■ **Material**:
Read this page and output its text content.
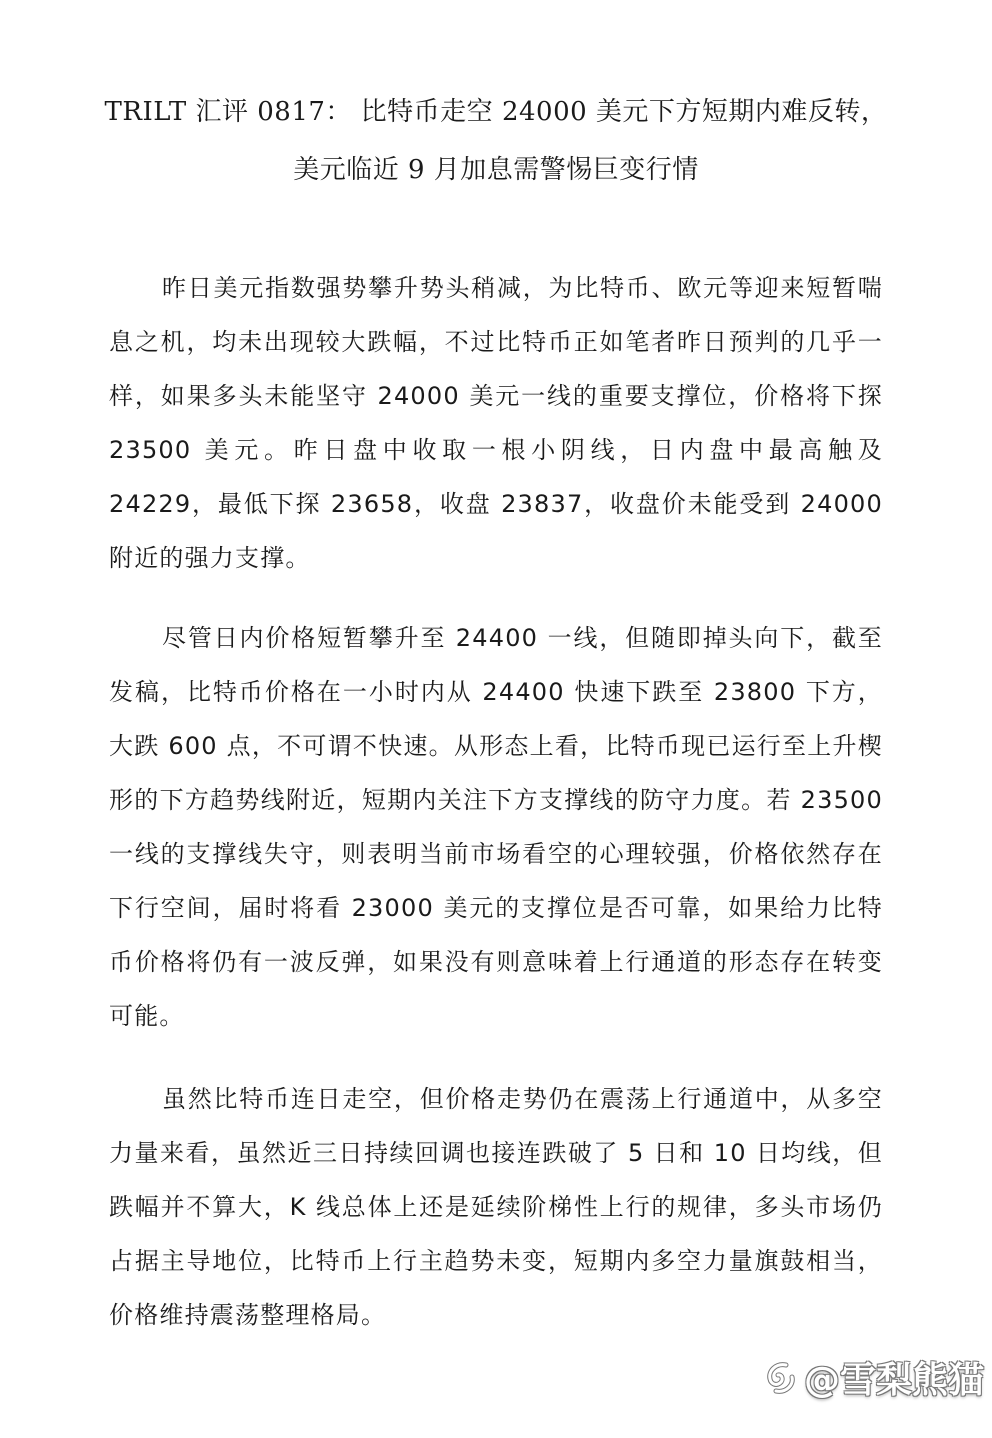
TRILT 汇评 0817： 比特币走空 24000 美元下方短期内难反转，
美元临近 9 月加息需警惕巨变行情

昨日美元指数强势攀升势头稍减，为比特币、欧元等迎来短暂喘息之机，均未出现较大跌幅，不过比特币正如笔者昨日预判的几乎一样，如果多头未能坚守 24000 美元一线的重要支撑位，价格将下探 23500 美元。昨日盘中收取一根小阴线，日内盘中最高触及 24229，最低下探 23658，收盘 23837，收盘价未能受到 24000 附近的强力支撑。

尽管日内价格短暂攀升至 24400 一线，但随即掉头向下，截至发稿，比特币价格在一小时内从 24400 快速下跌至 23800 下方，大跌 600 点，不可谓不快速。从形态上看，比特币现已运行至上升楔形的下方趋势线附近，短期内关注下方支撑线的防守力度。若 23500 一线的支撑线失守，则表明当前市场看空的心理较强，价格依然存在下行空间，届时将看 23000 美元的支撑位是否可靠，如果给力比特币价格将仍有一波反弹，如果没有则意味着上行通道的形态存在转变可能。

虽然比特币连日走空，但价格走势仍在震荡上行通道中，从多空力量来看，虽然近三日持续回调也接连跌破了 5 日和 10 日均线，但跌幅并不算大，K 线总体上还是延续阶梯性上行的规律，多头市场仍占据主导地位，比特币上行主趋势未变，短期内多空力量旗鼓相当，价格维持震荡整理格局。

@雪梨熊猫
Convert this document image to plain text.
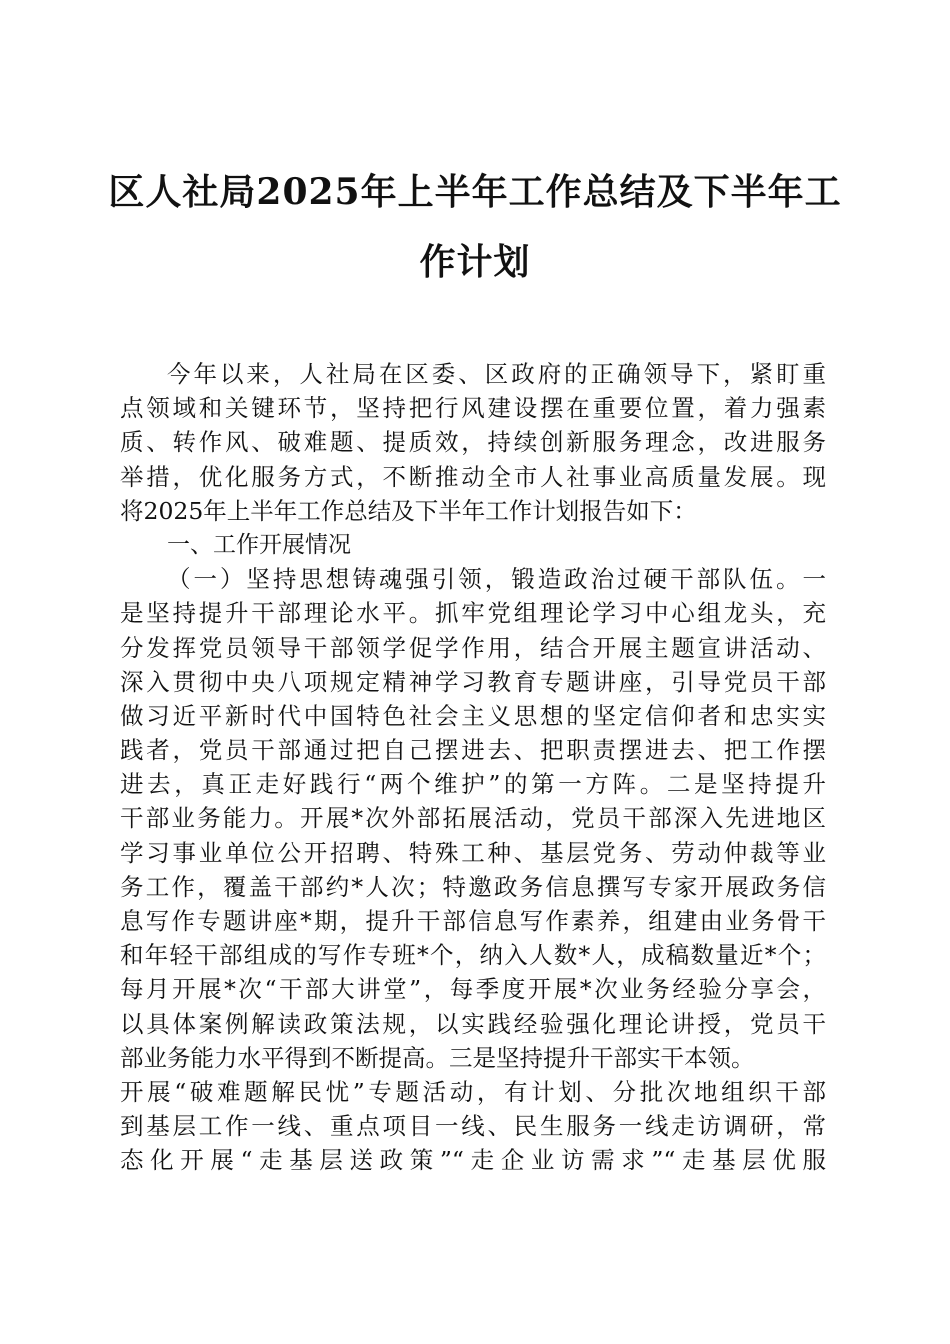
区人社局2025年上半年工作总结及下半年工
作计划
今年以来，人社局在区委、区政府的正确领导下，紧盯重
点领域和关键环节，坚持把行风建设摆在重要位置，着力强素
质、转作风、破难题、提质效，持续创新服务理念，改进服务
举措，优化服务方式，不断推动全市人社事业高质量发展。现
将2025年上半年工作总结及下半年工作计划报告如下：
一、工作开展情况
（一）坚持思想铸魂强引领，锻造政治过硬干部队伍。一
是坚持提升干部理论水平。抓牢党组理论学习中心组龙头，充
分发挥党员领导干部领学促学作用，结合开展主题宣讲活动、
深入贯彻中央八项规定精神学习教育专题讲座，引导党员干部
做习近平新时代中国特色社会主义思想的坚定信仰者和忠实实
践者，党员干部通过把自己摆进去、把职责摆进去、把工作摆
进去，真正走好践行“两个维护”的第一方阵。二是坚持提升
干部业务能力。开展*次外部拓展活动，党员干部深入先进地区
学习事业单位公开招聘、特殊工种、基层党务、劳动仲裁等业
务工作，覆盖干部约*人次；特邀政务信息撰写专家开展政务信
息写作专题讲座*期，提升干部信息写作素养，组建由业务骨干
和年轻干部组成的写作专班*个，纳入人数*人，成稿数量近*个；
每月开展*次“干部大讲堂”，每季度开展*次业务经验分享会，
以具体案例解读政策法规，以实践经验强化理论讲授，党员干
部业务能力水平得到不断提高。三是坚持提升干部实干本领。
开展“破难题解民忧”专题活动，有计划、分批次地组织干部
到基层工作一线、重点项目一线、民生服务一线走访调研，常
态化开展“走基层送政策”“走企业访需求”“走基层优服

■ **Goal**: Pick out and copy every line that contains the word "text".

■ **Task response**:
Read this page and output its text content.
Convert this document image to plain text.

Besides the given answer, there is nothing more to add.